BEGIN DATASET EXTRACT

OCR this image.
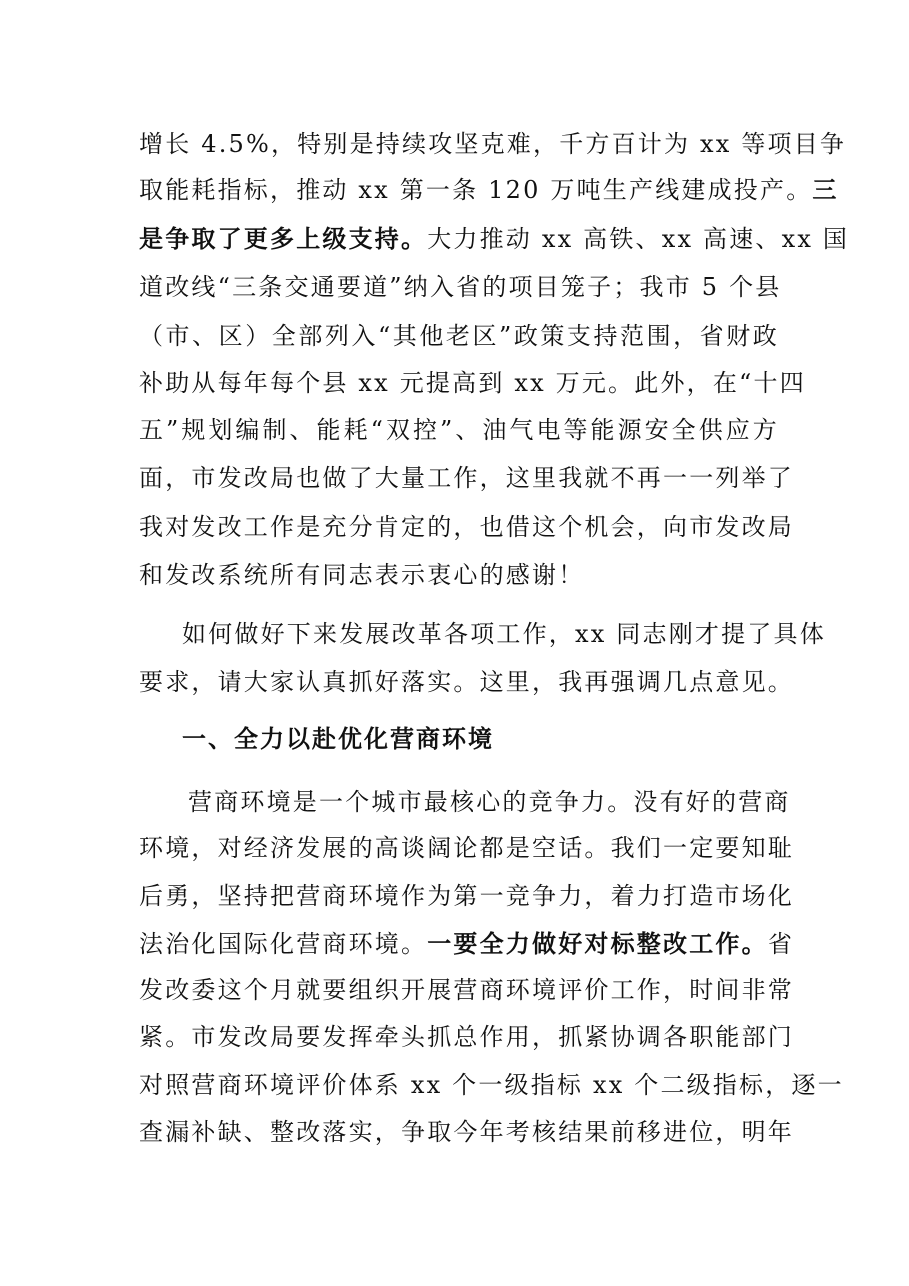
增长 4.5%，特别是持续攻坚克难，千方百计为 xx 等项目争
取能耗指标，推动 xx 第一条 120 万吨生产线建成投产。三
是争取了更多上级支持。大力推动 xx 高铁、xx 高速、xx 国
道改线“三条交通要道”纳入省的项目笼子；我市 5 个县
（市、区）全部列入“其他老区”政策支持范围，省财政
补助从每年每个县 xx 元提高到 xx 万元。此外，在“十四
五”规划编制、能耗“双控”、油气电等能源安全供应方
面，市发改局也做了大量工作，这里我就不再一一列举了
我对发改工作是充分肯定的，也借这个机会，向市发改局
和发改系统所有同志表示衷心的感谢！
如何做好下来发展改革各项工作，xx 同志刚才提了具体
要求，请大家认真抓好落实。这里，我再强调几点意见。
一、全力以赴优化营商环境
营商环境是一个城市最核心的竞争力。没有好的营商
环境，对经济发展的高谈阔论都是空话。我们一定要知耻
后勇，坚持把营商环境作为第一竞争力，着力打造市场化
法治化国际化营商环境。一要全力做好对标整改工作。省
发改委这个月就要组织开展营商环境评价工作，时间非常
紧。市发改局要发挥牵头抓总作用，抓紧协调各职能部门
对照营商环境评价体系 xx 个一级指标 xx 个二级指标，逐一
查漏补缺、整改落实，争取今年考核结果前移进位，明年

END DATASET EXTRACT

• [PROMPT] Transcribe every record above exactly, leaving out the pictures.

• [TASK RESPONSE]
OCR this image.
增长 4.5%，特别是持续攻坚克难，千方百计为 xx 等项目争
取能耗指标，推动 xx 第一条 120 万吨生产线建成投产。三
是争取了更多上级支持。大力推动 xx 高铁、xx 高速、xx 国
道改线“三条交通要道”纳入省的项目笼子；我市 5 个县
（市、区）全部列入“其他老区”政策支持范围，省财政
补助从每年每个县 xx 元提高到 xx 万元。此外，在“十四
五”规划编制、能耗“双控”、油气电等能源安全供应方
面，市发改局也做了大量工作，这里我就不再一一列举了
我对发改工作是充分肯定的，也借这个机会，向市发改局
和发改系统所有同志表示衷心的感谢！
如何做好下来发展改革各项工作，xx 同志刚才提了具体
要求，请大家认真抓好落实。这里，我再强调几点意见。
一、全力以赴优化营商环境
营商环境是一个城市最核心的竞争力。没有好的营商
环境，对经济发展的高谈阔论都是空话。我们一定要知耻
后勇，坚持把营商环境作为第一竞争力，着力打造市场化
法治化国际化营商环境。一要全力做好对标整改工作。省
发改委这个月就要组织开展营商环境评价工作，时间非常
紧。市发改局要发挥牵头抓总作用，抓紧协调各职能部门
对照营商环境评价体系 xx 个一级指标 xx 个二级指标，逐一
查漏补缺、整改落实，争取今年考核结果前移进位，明年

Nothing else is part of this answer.